Set exercise
Look through the material below. Copy every line with the string "Scope" in it.

Information provided
----

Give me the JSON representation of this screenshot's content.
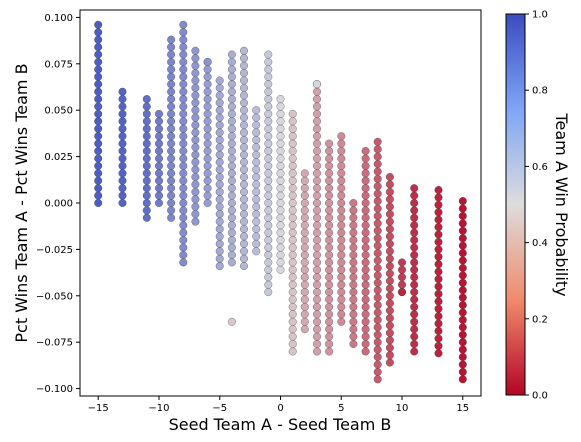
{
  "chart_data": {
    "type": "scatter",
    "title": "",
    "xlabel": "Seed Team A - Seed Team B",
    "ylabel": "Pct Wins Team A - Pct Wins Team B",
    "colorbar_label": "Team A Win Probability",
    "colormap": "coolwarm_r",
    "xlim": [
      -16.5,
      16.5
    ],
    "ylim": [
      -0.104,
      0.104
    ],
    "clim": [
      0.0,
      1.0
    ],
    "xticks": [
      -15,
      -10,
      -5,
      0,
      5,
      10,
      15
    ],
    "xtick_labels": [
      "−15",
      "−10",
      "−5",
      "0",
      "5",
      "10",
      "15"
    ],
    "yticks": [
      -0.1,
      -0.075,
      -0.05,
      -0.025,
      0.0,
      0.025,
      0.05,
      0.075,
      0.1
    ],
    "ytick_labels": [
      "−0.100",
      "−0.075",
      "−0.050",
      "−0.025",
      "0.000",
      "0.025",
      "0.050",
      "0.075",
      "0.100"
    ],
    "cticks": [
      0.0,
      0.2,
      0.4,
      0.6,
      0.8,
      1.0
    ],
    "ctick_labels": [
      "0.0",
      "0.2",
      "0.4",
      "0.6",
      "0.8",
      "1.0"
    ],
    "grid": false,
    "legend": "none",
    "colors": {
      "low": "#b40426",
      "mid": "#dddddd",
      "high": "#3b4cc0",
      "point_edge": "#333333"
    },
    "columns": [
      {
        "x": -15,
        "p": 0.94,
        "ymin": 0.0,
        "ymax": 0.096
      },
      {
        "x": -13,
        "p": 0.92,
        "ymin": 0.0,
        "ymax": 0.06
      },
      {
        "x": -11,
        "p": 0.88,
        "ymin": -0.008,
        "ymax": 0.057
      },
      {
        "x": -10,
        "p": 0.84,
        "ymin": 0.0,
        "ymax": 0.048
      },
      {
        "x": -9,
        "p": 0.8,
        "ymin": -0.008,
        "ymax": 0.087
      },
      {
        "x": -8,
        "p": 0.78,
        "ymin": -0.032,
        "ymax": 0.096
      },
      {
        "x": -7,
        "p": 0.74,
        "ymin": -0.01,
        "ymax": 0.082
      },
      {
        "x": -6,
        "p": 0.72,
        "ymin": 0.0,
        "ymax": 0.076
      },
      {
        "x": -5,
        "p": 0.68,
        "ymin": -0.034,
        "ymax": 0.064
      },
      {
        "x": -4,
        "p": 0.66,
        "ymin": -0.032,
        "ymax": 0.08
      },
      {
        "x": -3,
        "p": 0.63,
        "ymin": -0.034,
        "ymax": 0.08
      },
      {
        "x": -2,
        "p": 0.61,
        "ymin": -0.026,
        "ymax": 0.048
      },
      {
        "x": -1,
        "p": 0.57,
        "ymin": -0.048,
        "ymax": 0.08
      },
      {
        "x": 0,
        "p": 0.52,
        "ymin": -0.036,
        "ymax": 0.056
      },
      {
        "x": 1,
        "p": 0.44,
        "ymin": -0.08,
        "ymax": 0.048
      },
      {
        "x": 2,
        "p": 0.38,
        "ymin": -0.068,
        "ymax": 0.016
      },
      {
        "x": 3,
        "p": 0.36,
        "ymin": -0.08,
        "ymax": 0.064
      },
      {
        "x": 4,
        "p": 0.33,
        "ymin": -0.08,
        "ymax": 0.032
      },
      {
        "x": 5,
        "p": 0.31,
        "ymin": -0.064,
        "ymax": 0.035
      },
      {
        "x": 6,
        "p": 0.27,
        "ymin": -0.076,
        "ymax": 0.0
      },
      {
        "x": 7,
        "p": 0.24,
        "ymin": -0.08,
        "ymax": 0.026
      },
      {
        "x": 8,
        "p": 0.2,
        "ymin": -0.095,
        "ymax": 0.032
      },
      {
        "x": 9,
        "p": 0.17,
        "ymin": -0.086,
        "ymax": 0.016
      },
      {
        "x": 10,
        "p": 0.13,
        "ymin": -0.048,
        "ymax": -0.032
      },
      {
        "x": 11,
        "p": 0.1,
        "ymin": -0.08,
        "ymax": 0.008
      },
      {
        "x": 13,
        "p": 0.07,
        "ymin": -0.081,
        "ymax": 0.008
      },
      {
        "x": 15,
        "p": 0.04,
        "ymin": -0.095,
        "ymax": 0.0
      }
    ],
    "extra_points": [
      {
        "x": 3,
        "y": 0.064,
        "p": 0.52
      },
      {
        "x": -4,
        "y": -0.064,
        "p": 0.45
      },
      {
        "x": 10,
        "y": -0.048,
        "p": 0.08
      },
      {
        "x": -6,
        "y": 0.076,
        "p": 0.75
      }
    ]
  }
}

----

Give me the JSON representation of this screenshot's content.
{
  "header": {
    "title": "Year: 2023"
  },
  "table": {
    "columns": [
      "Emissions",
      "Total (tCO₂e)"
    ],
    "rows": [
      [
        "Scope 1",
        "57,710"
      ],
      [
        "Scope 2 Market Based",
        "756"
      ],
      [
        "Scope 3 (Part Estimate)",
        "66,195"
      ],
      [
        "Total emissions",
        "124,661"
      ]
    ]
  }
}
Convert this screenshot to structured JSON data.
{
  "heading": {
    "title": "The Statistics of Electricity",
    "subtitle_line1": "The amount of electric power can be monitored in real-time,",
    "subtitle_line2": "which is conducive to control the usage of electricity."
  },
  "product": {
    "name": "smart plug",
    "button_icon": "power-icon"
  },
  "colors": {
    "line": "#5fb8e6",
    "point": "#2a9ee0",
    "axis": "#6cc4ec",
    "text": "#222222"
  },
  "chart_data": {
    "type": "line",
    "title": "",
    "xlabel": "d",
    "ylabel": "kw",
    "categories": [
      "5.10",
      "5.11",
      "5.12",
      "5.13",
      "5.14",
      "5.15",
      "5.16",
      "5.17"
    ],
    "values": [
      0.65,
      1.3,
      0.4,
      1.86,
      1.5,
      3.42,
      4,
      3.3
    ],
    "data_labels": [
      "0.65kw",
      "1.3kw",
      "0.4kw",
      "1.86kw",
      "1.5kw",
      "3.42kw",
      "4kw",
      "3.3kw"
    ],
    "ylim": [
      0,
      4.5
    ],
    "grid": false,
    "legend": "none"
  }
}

----

Result of this task
        "Scope 1",
        "Scope 2 Market Based",
        "Scope 3 (Part Estimate)",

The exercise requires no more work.